(Dataset records)
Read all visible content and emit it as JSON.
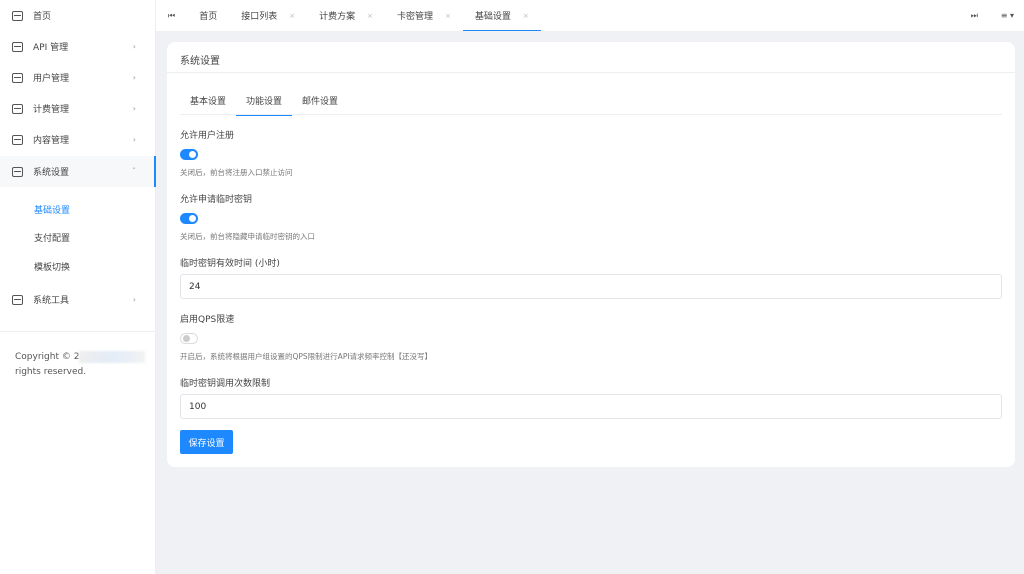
{
  "sidebar": {
    "items": [
      {
        "label": "首页",
        "icon": "home-icon"
      },
      {
        "label": "API 管理",
        "icon": "calendar-icon"
      },
      {
        "label": "用户管理",
        "icon": "calendar-icon"
      },
      {
        "label": "计费管理",
        "icon": "calendar-icon"
      },
      {
        "label": "内容管理",
        "icon": "calendar-icon"
      },
      {
        "label": "系统设置",
        "icon": "calendar-icon"
      },
      {
        "label": "系统工具",
        "icon": "calendar-icon"
      }
    ],
    "sub_items": [
      "基础设置",
      "支付配置",
      "模板切换"
    ],
    "copyright_prefix": "Copyright © 2",
    "copyright_suffix": "rights reserved."
  },
  "tabbar": {
    "tabs": [
      "首页",
      "接口列表",
      "计费方案",
      "卡密管理",
      "基础设置"
    ],
    "close": "×",
    "prev": "⏮",
    "next": "⏭",
    "menu": "≡ ▾"
  },
  "card": {
    "title": "系统设置",
    "tabs": [
      "基本设置",
      "功能设置",
      "邮件设置"
    ],
    "fields": {
      "reg_label": "允许用户注册",
      "reg_enabled": true,
      "reg_hint": "关闭后，前台将注册入口禁止访问",
      "tmp_label": "允许申请临时密钥",
      "tmp_enabled": true,
      "tmp_hint": "关闭后，前台将隐藏申请临时密钥的入口",
      "valid_label": "临时密钥有效时间 (小时)",
      "valid_value": "24",
      "qps_label": "启用QPS限速",
      "qps_enabled": false,
      "qps_hint": "开启后，系统将根据用户组设置的QPS限制进行API请求频率控制【还没写】",
      "limit_label": "临时密钥调用次数限制",
      "limit_value": "100"
    },
    "save": "保存设置"
  },
  "colors": {
    "accent": "#1e88ff"
  }
}
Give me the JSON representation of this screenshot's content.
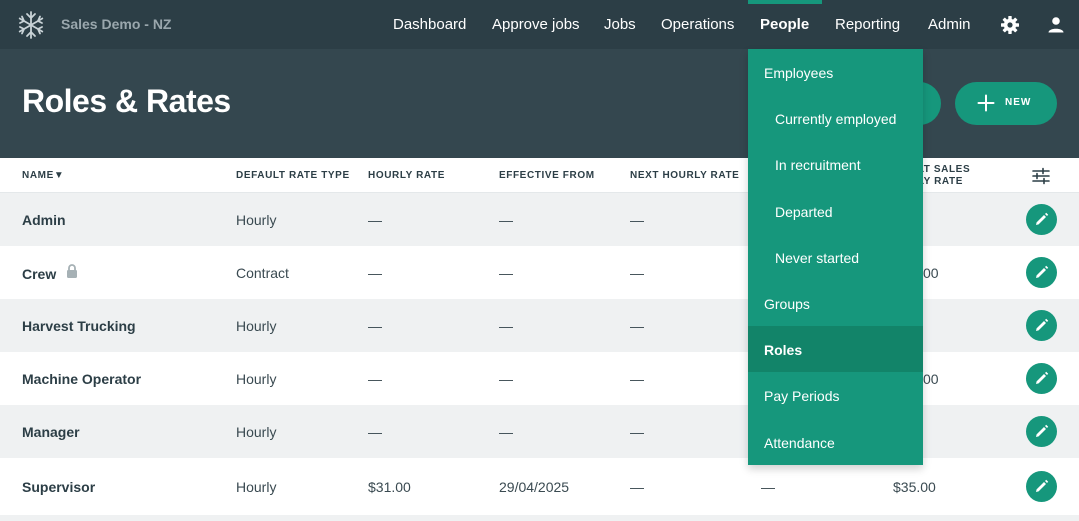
{
  "app": {
    "brand": "Sales Demo - NZ",
    "logo_icon": "snowflake-icon"
  },
  "nav": {
    "items": [
      "Dashboard",
      "Approve jobs",
      "Jobs",
      "Operations",
      "People",
      "Reporting",
      "Admin"
    ],
    "active": "People",
    "settings_icon": "gear-icon",
    "user_icon": "user-icon"
  },
  "page": {
    "title": "Roles & Rates",
    "new_button": "NEW"
  },
  "table": {
    "columns": [
      "NAME▼",
      "DEFAULT RATE TYPE",
      "HOURLY RATE",
      "EFFECTIVE FROM",
      "NEXT HOURLY RATE",
      "ULT SALES",
      "RLY RATE"
    ],
    "rows": [
      {
        "name": "Admin",
        "rate_type": "Hourly",
        "hourly_rate": "—",
        "effective_from": "—",
        "next_hourly_rate": "—",
        "next_eff": "",
        "sales_rate": "",
        "locked": false
      },
      {
        "name": "Crew",
        "rate_type": "Contract",
        "hourly_rate": "—",
        "effective_from": "—",
        "next_hourly_rate": "—",
        "next_eff": "",
        "sales_rate": "00",
        "locked": true
      },
      {
        "name": "Harvest Trucking",
        "rate_type": "Hourly",
        "hourly_rate": "—",
        "effective_from": "—",
        "next_hourly_rate": "—",
        "next_eff": "",
        "sales_rate": "",
        "locked": false
      },
      {
        "name": "Machine Operator",
        "rate_type": "Hourly",
        "hourly_rate": "—",
        "effective_from": "—",
        "next_hourly_rate": "—",
        "next_eff": "",
        "sales_rate": "00",
        "locked": false
      },
      {
        "name": "Manager",
        "rate_type": "Hourly",
        "hourly_rate": "—",
        "effective_from": "—",
        "next_hourly_rate": "—",
        "next_eff": "",
        "sales_rate": "",
        "locked": false
      },
      {
        "name": "Supervisor",
        "rate_type": "Hourly",
        "hourly_rate": "$31.00",
        "effective_from": "29/04/2025",
        "next_hourly_rate": "—",
        "next_eff": "—",
        "sales_rate": "$35.00",
        "locked": false
      }
    ]
  },
  "people_menu": {
    "items": [
      "Employees",
      "Currently employed",
      "In recruitment",
      "Departed",
      "Never started",
      "Groups",
      "Roles",
      "Pay Periods",
      "Attendance"
    ],
    "selected": "Roles"
  },
  "colors": {
    "nav_bg": "#2c3e46",
    "header_bg": "#34474f",
    "accent": "#16977c",
    "menu_selected": "#128469",
    "row_alt": "#eff1f2"
  }
}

Problem details: Copy the material above in full and exactly, skipping pictures.

Answer for the task:
Read all visible content and emit it as JSON.
{
  "sidebar": {
    "items": [
      {
        "label": "首页",
        "icon": "home-icon"
      },
      {
        "label": "API 管理",
        "icon": "calendar-icon"
      },
      {
        "label": "用户管理",
        "icon": "calendar-icon"
      },
      {
        "label": "计费管理",
        "icon": "calendar-icon"
      },
      {
        "label": "内容管理",
        "icon": "calendar-icon"
      },
      {
        "label": "系统设置",
        "icon": "calendar-icon"
      },
      {
        "label": "系统工具",
        "icon": "calendar-icon"
      }
    ],
    "sub_items": [
      "基础设置",
      "支付配置",
      "模板切换"
    ],
    "copyright_prefix": "Copyright © 2",
    "copyright_suffix": "rights reserved."
  },
  "tabbar": {
    "tabs": [
      "首页",
      "接口列表",
      "计费方案",
      "卡密管理",
      "基础设置"
    ],
    "close": "×",
    "prev": "⏮",
    "next": "⏭",
    "menu": "≡ ▾"
  },
  "card": {
    "title": "系统设置",
    "tabs": [
      "基本设置",
      "功能设置",
      "邮件设置"
    ],
    "fields": {
      "reg_label": "允许用户注册",
      "reg_enabled": true,
      "reg_hint": "关闭后，前台将注册入口禁止访问",
      "tmp_label": "允许申请临时密钥",
      "tmp_enabled": true,
      "tmp_hint": "关闭后，前台将隐藏申请临时密钥的入口",
      "valid_label": "临时密钥有效时间 (小时)",
      "valid_value": "24",
      "qps_label": "启用QPS限速",
      "qps_enabled": false,
      "qps_hint": "开启后，系统将根据用户组设置的QPS限制进行API请求频率控制【还没写】",
      "limit_label": "临时密钥调用次数限制",
      "limit_value": "100"
    },
    "save": "保存设置"
  },
  "colors": {
    "accent": "#1e88ff"
  }
}
Give me the JSON representation of this screenshot's content.
{
  "app": {
    "brand": "Sales Demo - NZ",
    "logo_icon": "snowflake-icon"
  },
  "nav": {
    "items": [
      "Dashboard",
      "Approve jobs",
      "Jobs",
      "Operations",
      "People",
      "Reporting",
      "Admin"
    ],
    "active": "People",
    "settings_icon": "gear-icon",
    "user_icon": "user-icon"
  },
  "page": {
    "title": "Roles & Rates",
    "new_button": "NEW"
  },
  "table": {
    "columns": [
      "NAME▼",
      "DEFAULT RATE TYPE",
      "HOURLY RATE",
      "EFFECTIVE FROM",
      "NEXT HOURLY RATE",
      "ULT SALES",
      "RLY RATE"
    ],
    "rows": [
      {
        "name": "Admin",
        "rate_type": "Hourly",
        "hourly_rate": "—",
        "effective_from": "—",
        "next_hourly_rate": "—",
        "next_eff": "",
        "sales_rate": "",
        "locked": false
      },
      {
        "name": "Crew",
        "rate_type": "Contract",
        "hourly_rate": "—",
        "effective_from": "—",
        "next_hourly_rate": "—",
        "next_eff": "",
        "sales_rate": "00",
        "locked": true
      },
      {
        "name": "Harvest Trucking",
        "rate_type": "Hourly",
        "hourly_rate": "—",
        "effective_from": "—",
        "next_hourly_rate": "—",
        "next_eff": "",
        "sales_rate": "",
        "locked": false
      },
      {
        "name": "Machine Operator",
        "rate_type": "Hourly",
        "hourly_rate": "—",
        "effective_from": "—",
        "next_hourly_rate": "—",
        "next_eff": "",
        "sales_rate": "00",
        "locked": false
      },
      {
        "name": "Manager",
        "rate_type": "Hourly",
        "hourly_rate": "—",
        "effective_from": "—",
        "next_hourly_rate": "—",
        "next_eff": "",
        "sales_rate": "",
        "locked": false
      },
      {
        "name": "Supervisor",
        "rate_type": "Hourly",
        "hourly_rate": "$31.00",
        "effective_from": "29/04/2025",
        "next_hourly_rate": "—",
        "next_eff": "—",
        "sales_rate": "$35.00",
        "locked": false
      }
    ]
  },
  "people_menu": {
    "items": [
      "Employees",
      "Currently employed",
      "In recruitment",
      "Departed",
      "Never started",
      "Groups",
      "Roles",
      "Pay Periods",
      "Attendance"
    ],
    "selected": "Roles"
  },
  "colors": {
    "nav_bg": "#2c3e46",
    "header_bg": "#34474f",
    "accent": "#16977c",
    "menu_selected": "#128469",
    "row_alt": "#eff1f2"
  }
}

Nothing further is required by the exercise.